What to produce => Retype the records in full, exactly as they stand.

Dataset extract =>

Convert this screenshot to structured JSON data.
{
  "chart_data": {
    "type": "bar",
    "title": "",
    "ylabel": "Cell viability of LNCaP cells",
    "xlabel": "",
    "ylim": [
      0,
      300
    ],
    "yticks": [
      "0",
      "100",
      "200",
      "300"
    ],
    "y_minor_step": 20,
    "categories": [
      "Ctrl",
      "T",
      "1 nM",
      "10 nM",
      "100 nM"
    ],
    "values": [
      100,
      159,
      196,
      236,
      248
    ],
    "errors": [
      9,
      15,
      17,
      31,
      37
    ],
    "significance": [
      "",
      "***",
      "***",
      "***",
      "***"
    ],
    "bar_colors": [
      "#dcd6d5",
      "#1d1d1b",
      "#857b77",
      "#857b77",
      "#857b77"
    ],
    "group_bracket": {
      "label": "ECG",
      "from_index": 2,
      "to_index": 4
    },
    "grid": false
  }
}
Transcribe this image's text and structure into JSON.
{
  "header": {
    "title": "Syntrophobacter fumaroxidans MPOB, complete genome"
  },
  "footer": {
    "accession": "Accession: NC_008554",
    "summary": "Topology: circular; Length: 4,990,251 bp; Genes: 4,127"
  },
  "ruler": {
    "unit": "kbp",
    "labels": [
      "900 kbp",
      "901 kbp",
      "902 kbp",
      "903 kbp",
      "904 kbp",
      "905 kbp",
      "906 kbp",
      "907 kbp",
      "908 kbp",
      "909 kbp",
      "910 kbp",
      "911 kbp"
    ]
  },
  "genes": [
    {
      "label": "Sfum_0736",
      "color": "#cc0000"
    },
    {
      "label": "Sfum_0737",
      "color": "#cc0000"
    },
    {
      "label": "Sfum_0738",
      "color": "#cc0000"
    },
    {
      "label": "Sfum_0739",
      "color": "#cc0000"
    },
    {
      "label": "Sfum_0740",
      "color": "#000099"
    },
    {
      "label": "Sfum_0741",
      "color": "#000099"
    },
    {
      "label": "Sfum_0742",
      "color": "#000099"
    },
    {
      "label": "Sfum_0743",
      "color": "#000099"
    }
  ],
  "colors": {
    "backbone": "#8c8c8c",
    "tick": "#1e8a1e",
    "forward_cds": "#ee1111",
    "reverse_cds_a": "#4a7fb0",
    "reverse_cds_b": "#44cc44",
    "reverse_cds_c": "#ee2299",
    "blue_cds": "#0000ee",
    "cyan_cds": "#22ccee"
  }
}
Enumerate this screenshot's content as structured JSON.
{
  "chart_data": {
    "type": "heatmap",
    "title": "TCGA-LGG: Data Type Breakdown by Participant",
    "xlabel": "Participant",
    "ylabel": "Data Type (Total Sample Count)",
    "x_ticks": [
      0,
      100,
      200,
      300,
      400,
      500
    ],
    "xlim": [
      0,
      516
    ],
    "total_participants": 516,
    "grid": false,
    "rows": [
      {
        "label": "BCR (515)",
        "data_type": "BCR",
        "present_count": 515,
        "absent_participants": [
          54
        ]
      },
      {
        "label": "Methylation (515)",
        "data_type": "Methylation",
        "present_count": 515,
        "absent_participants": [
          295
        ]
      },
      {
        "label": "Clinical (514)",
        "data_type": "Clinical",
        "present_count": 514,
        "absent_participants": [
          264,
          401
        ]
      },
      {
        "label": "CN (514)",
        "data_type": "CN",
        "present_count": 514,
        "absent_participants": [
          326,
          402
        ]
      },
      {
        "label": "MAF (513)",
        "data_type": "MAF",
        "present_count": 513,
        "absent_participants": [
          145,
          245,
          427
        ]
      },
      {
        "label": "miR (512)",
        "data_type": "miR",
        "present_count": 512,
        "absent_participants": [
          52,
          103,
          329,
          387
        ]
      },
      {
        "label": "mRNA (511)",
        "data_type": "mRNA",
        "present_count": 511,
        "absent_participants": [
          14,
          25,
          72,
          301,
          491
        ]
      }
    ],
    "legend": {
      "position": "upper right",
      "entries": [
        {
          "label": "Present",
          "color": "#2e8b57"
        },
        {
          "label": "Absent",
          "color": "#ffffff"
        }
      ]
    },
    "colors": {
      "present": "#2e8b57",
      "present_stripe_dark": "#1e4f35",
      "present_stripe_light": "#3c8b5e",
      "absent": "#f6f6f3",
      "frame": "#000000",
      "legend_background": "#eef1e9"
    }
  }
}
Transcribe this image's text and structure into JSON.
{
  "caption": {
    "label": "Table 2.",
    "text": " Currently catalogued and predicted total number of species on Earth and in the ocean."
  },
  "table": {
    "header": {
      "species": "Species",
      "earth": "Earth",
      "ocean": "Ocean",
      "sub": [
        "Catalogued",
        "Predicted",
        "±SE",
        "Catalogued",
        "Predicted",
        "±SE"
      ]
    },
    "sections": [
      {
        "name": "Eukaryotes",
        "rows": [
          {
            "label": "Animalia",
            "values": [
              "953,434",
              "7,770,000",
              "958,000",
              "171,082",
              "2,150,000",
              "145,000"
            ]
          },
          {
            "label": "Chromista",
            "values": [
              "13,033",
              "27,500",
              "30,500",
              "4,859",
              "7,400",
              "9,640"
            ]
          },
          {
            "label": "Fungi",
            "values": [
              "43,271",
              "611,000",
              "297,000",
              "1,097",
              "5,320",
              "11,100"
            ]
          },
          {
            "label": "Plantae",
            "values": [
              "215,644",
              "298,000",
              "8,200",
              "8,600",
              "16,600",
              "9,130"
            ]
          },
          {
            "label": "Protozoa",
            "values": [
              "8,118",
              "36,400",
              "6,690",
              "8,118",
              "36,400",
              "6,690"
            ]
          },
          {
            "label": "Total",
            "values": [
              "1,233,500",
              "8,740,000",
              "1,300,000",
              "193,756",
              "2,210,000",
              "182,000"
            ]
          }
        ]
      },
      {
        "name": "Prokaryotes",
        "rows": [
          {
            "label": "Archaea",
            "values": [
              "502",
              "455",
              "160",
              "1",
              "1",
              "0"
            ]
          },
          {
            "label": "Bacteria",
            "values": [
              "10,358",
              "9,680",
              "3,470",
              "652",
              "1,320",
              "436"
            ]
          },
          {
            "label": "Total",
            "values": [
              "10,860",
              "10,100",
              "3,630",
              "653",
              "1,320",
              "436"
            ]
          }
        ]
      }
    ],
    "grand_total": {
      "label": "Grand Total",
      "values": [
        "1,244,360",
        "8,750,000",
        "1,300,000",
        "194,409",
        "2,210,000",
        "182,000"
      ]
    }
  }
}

Response for this exercise =>
Convert this screenshot to structured JSON data.
{
  "chart_data": {
    "type": "bar",
    "title": "",
    "ylabel": "Cell viability of LNCaP cells",
    "xlabel": "",
    "ylim": [
      0,
      300
    ],
    "yticks": [
      "0",
      "100",
      "200",
      "300"
    ],
    "y_minor_step": 20,
    "categories": [
      "Ctrl",
      "T",
      "1 nM",
      "10 nM",
      "100 nM"
    ],
    "values": [
      100,
      159,
      196,
      236,
      248
    ],
    "errors": [
      9,
      15,
      17,
      31,
      37
    ],
    "significance": [
      "",
      "***",
      "***",
      "***",
      "***"
    ],
    "bar_colors": [
      "#dcd6d5",
      "#1d1d1b",
      "#857b77",
      "#857b77",
      "#857b77"
    ],
    "group_bracket": {
      "label": "ECG",
      "from_index": 2,
      "to_index": 4
    },
    "grid": false
  }
}
Transcribe this image's text and structure into JSON.
{
  "header": {
    "title": "Syntrophobacter fumaroxidans MPOB, complete genome"
  },
  "footer": {
    "accession": "Accession: NC_008554",
    "summary": "Topology: circular; Length: 4,990,251 bp; Genes: 4,127"
  },
  "ruler": {
    "unit": "kbp",
    "labels": [
      "900 kbp",
      "901 kbp",
      "902 kbp",
      "903 kbp",
      "904 kbp",
      "905 kbp",
      "906 kbp",
      "907 kbp",
      "908 kbp",
      "909 kbp",
      "910 kbp",
      "911 kbp"
    ]
  },
  "genes": [
    {
      "label": "Sfum_0736",
      "color": "#cc0000"
    },
    {
      "label": "Sfum_0737",
      "color": "#cc0000"
    },
    {
      "label": "Sfum_0738",
      "color": "#cc0000"
    },
    {
      "label": "Sfum_0739",
      "color": "#cc0000"
    },
    {
      "label": "Sfum_0740",
      "color": "#000099"
    },
    {
      "label": "Sfum_0741",
      "color": "#000099"
    },
    {
      "label": "Sfum_0742",
      "color": "#000099"
    },
    {
      "label": "Sfum_0743",
      "color": "#000099"
    }
  ],
  "colors": {
    "backbone": "#8c8c8c",
    "tick": "#1e8a1e",
    "forward_cds": "#ee1111",
    "reverse_cds_a": "#4a7fb0",
    "reverse_cds_b": "#44cc44",
    "reverse_cds_c": "#ee2299",
    "blue_cds": "#0000ee",
    "cyan_cds": "#22ccee"
  }
}
Enumerate this screenshot's content as structured JSON.
{
  "chart_data": {
    "type": "heatmap",
    "title": "TCGA-LGG: Data Type Breakdown by Participant",
    "xlabel": "Participant",
    "ylabel": "Data Type (Total Sample Count)",
    "x_ticks": [
      0,
      100,
      200,
      300,
      400,
      500
    ],
    "xlim": [
      0,
      516
    ],
    "total_participants": 516,
    "grid": false,
    "rows": [
      {
        "label": "BCR (515)",
        "data_type": "BCR",
        "present_count": 515,
        "absent_participants": [
          54
        ]
      },
      {
        "label": "Methylation (515)",
        "data_type": "Methylation",
        "present_count": 515,
        "absent_participants": [
          295
        ]
      },
      {
        "label": "Clinical (514)",
        "data_type": "Clinical",
        "present_count": 514,
        "absent_participants": [
          264,
          401
        ]
      },
      {
        "label": "CN (514)",
        "data_type": "CN",
        "present_count": 514,
        "absent_participants": [
          326,
          402
        ]
      },
      {
        "label": "MAF (513)",
        "data_type": "MAF",
        "present_count": 513,
        "absent_participants": [
          145,
          245,
          427
        ]
      },
      {
        "label": "miR (512)",
        "data_type": "miR",
        "present_count": 512,
        "absent_participants": [
          52,
          103,
          329,
          387
        ]
      },
      {
        "label": "mRNA (511)",
        "data_type": "mRNA",
        "present_count": 511,
        "absent_participants": [
          14,
          25,
          72,
          301,
          491
        ]
      }
    ],
    "legend": {
      "position": "upper right",
      "entries": [
        {
          "label": "Present",
          "color": "#2e8b57"
        },
        {
          "label": "Absent",
          "color": "#ffffff"
        }
      ]
    },
    "colors": {
      "present": "#2e8b57",
      "present_stripe_dark": "#1e4f35",
      "present_stripe_light": "#3c8b5e",
      "absent": "#f6f6f3",
      "frame": "#000000",
      "legend_background": "#eef1e9"
    }
  }
}
Transcribe this image's text and structure into JSON.
{
  "caption": {
    "label": "Table 2.",
    "text": " Currently catalogued and predicted total number of species on Earth and in the ocean."
  },
  "table": {
    "header": {
      "species": "Species",
      "earth": "Earth",
      "ocean": "Ocean",
      "sub": [
        "Catalogued",
        "Predicted",
        "±SE",
        "Catalogued",
        "Predicted",
        "±SE"
      ]
    },
    "sections": [
      {
        "name": "Eukaryotes",
        "rows": [
          {
            "label": "Animalia",
            "values": [
              "953,434",
              "7,770,000",
              "958,000",
              "171,082",
              "2,150,000",
              "145,000"
            ]
          },
          {
            "label": "Chromista",
            "values": [
              "13,033",
              "27,500",
              "30,500",
              "4,859",
              "7,400",
              "9,640"
            ]
          },
          {
            "label": "Fungi",
            "values": [
              "43,271",
              "611,000",
              "297,000",
              "1,097",
              "5,320",
              "11,100"
            ]
          },
          {
            "label": "Plantae",
            "values": [
              "215,644",
              "298,000",
              "8,200",
              "8,600",
              "16,600",
              "9,130"
            ]
          },
          {
            "label": "Protozoa",
            "values": [
              "8,118",
              "36,400",
              "6,690",
              "8,118",
              "36,400",
              "6,690"
            ]
          },
          {
            "label": "Total",
            "values": [
              "1,233,500",
              "8,740,000",
              "1,300,000",
              "193,756",
              "2,210,000",
              "182,000"
            ]
          }
        ]
      },
      {
        "name": "Prokaryotes",
        "rows": [
          {
            "label": "Archaea",
            "values": [
              "502",
              "455",
              "160",
              "1",
              "1",
              "0"
            ]
          },
          {
            "label": "Bacteria",
            "values": [
              "10,358",
              "9,680",
              "3,470",
              "652",
              "1,320",
              "436"
            ]
          },
          {
            "label": "Total",
            "values": [
              "10,860",
              "10,100",
              "3,630",
              "653",
              "1,320",
              "436"
            ]
          }
        ]
      }
    ],
    "grand_total": {
      "label": "Grand Total",
      "values": [
        "1,244,360",
        "8,750,000",
        "1,300,000",
        "194,409",
        "2,210,000",
        "182,000"
      ]
    }
  }
}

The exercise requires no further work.